## Listed entries
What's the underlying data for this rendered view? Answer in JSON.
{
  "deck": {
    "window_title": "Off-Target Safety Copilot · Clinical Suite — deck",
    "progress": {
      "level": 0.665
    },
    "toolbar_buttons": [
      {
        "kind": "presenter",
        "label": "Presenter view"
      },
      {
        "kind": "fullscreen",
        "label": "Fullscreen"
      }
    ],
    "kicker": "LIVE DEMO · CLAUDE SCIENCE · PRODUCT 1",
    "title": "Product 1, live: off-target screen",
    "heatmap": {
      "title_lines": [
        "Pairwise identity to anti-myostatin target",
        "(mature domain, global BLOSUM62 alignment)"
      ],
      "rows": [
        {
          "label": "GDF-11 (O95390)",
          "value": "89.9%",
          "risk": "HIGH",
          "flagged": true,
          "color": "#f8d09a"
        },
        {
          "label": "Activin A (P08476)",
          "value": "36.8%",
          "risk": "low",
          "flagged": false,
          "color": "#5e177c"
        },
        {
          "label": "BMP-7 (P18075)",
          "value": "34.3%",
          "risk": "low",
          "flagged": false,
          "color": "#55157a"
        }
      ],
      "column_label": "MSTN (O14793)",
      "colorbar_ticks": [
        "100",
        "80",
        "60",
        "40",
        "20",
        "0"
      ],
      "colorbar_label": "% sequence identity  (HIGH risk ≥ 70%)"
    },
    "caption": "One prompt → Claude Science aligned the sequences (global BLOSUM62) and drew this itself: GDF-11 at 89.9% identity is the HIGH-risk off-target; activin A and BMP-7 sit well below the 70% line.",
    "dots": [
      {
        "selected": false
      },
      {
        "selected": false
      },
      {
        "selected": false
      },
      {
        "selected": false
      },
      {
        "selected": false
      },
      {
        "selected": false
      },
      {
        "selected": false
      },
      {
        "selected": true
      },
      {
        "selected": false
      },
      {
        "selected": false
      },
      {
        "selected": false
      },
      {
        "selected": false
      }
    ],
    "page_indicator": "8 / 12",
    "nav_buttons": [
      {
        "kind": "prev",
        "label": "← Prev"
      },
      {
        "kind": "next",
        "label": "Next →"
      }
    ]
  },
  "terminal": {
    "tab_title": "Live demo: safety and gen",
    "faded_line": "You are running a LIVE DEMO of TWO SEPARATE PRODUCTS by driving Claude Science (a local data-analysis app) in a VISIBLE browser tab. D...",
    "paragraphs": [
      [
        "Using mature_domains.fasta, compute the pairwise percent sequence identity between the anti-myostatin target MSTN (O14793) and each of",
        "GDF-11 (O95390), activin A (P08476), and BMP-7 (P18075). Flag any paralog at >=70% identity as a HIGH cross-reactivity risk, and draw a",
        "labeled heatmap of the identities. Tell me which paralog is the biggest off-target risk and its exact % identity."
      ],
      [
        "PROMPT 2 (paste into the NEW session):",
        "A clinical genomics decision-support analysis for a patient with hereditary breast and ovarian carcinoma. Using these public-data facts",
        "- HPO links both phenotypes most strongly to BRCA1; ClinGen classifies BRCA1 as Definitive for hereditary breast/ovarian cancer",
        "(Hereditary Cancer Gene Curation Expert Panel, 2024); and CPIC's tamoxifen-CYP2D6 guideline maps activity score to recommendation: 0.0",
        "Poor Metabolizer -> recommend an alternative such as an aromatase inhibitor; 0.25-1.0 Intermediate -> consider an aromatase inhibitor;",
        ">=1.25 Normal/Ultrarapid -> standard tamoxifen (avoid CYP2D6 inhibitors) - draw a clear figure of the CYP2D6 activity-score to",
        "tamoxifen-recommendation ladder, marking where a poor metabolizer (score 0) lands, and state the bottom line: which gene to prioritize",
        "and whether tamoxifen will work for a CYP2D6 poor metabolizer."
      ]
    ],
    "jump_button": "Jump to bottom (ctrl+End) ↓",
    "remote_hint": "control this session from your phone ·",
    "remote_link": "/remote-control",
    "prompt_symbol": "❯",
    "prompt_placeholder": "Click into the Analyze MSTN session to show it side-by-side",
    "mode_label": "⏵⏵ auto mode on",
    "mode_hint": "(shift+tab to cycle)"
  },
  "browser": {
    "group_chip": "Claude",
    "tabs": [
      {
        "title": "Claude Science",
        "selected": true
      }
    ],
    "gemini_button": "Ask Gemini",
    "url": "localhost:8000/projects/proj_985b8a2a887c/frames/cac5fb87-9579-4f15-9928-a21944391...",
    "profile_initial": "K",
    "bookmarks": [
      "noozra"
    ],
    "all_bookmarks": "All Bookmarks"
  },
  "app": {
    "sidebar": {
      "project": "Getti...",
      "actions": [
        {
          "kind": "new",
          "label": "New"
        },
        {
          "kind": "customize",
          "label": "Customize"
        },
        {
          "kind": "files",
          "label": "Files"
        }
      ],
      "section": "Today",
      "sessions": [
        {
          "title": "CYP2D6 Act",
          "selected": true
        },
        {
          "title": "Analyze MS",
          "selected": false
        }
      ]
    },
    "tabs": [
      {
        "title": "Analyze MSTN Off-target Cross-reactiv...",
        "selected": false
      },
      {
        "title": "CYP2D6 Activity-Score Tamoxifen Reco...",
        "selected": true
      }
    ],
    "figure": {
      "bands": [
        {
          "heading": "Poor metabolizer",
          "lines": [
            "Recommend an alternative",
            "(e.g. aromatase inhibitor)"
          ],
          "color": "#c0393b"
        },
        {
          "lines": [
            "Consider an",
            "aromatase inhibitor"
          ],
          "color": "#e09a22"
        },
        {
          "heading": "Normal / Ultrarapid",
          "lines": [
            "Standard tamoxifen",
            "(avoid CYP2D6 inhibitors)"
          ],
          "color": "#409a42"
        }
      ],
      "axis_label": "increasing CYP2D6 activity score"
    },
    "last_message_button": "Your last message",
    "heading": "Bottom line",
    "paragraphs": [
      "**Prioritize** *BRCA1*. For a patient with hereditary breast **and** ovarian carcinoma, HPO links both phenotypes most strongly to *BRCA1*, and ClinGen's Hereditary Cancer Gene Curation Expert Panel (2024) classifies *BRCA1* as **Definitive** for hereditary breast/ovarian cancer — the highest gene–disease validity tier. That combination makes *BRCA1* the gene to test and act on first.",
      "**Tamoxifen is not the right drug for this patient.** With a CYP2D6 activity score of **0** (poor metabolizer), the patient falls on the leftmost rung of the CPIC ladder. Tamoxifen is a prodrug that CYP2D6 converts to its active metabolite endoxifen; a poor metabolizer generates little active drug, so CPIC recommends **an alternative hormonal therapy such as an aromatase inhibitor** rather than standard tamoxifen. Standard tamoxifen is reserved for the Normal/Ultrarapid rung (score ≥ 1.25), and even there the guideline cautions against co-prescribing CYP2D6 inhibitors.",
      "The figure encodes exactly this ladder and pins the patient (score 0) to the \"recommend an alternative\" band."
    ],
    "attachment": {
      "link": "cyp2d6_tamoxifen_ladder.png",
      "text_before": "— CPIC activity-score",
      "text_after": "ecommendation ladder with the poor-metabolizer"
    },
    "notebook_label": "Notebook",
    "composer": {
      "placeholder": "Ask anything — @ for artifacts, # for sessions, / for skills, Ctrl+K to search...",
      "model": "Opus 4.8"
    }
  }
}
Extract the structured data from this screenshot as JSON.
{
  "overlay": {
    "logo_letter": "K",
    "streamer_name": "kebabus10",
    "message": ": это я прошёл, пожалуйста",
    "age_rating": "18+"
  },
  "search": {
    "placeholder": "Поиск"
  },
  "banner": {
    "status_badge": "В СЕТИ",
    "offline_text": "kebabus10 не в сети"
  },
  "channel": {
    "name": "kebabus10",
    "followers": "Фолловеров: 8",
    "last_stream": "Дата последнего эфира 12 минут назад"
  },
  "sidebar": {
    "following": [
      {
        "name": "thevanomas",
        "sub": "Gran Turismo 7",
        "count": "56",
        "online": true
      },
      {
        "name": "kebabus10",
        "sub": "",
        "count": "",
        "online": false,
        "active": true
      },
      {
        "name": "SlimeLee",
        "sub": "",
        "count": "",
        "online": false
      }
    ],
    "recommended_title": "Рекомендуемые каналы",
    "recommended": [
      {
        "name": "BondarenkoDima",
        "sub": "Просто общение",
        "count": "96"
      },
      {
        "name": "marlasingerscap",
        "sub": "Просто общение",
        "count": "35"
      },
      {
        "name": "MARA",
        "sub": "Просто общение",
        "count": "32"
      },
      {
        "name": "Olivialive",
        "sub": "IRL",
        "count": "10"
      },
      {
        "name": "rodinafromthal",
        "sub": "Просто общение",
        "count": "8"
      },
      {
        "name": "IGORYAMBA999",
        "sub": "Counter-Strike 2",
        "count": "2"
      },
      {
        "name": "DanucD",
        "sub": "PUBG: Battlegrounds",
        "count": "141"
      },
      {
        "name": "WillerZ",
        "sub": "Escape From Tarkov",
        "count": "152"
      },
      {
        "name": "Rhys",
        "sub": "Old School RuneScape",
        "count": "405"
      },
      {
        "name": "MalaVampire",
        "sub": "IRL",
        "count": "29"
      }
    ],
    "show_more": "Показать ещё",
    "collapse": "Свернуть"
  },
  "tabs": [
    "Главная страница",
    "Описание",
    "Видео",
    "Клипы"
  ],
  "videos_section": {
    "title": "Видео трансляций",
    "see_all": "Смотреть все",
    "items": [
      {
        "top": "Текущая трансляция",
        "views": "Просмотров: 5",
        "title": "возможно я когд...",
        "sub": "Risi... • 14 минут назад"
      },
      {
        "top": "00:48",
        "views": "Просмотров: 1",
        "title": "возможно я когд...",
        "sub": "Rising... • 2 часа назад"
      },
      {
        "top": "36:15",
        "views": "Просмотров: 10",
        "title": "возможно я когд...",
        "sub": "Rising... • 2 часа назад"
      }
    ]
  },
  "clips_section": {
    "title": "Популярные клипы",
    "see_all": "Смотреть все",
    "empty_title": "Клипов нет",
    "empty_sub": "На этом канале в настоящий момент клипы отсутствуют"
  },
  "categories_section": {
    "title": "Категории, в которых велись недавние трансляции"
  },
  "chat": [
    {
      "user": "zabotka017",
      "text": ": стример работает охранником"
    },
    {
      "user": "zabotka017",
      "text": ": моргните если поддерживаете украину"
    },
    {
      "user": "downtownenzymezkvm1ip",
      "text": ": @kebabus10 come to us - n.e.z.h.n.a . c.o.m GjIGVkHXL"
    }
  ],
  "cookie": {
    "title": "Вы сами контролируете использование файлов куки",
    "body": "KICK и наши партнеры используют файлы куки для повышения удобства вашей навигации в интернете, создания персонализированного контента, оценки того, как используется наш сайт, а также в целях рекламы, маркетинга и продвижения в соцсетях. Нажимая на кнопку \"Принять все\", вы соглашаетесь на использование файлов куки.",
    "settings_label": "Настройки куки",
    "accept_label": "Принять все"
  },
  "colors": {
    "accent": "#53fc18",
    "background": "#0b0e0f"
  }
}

## Goal of the exercise
For every line above that includes the string "Using", copy the line.

## The completed task
        "Using mature_domains.fasta, compute the pairwise percent sequence identity between the anti-myostatin target MSTN (O14793) and each of",
        "A clinical genomics decision-support analysis for a patient with hereditary breast and ovarian carcinoma. Using these public-data facts",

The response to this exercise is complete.